Recorded data:

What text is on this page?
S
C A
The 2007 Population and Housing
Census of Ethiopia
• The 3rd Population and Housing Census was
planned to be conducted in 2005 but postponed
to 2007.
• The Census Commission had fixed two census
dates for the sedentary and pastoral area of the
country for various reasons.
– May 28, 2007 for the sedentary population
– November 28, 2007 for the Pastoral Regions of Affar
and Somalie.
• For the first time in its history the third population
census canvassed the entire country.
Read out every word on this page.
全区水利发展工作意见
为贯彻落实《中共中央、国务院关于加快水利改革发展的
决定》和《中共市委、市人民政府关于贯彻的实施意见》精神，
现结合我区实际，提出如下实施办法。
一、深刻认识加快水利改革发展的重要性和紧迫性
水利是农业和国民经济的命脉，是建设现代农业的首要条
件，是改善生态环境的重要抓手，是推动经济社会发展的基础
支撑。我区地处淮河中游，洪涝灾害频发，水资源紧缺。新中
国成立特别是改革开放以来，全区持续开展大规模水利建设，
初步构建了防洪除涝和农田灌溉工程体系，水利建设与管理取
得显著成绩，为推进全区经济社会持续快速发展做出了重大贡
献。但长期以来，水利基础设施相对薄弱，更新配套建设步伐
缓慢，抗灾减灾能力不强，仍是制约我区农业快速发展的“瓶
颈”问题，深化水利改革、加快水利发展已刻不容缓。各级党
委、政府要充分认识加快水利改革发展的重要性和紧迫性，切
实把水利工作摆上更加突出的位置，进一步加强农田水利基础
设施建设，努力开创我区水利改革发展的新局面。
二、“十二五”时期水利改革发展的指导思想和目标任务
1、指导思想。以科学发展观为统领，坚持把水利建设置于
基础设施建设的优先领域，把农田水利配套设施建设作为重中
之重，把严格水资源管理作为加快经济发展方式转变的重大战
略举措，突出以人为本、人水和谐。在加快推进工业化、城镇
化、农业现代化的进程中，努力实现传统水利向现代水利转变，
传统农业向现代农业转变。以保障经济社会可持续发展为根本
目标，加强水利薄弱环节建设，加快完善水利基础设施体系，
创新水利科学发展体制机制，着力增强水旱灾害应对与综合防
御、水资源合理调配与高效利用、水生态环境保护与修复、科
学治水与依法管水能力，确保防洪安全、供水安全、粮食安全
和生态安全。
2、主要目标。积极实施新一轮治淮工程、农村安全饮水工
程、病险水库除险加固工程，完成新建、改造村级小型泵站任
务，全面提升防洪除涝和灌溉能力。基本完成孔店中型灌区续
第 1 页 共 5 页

| Task instructions |
Find the lines above that include the string "this" and copy them.

| Answer to the problem |
What text is on this page?
Read out every word on this page.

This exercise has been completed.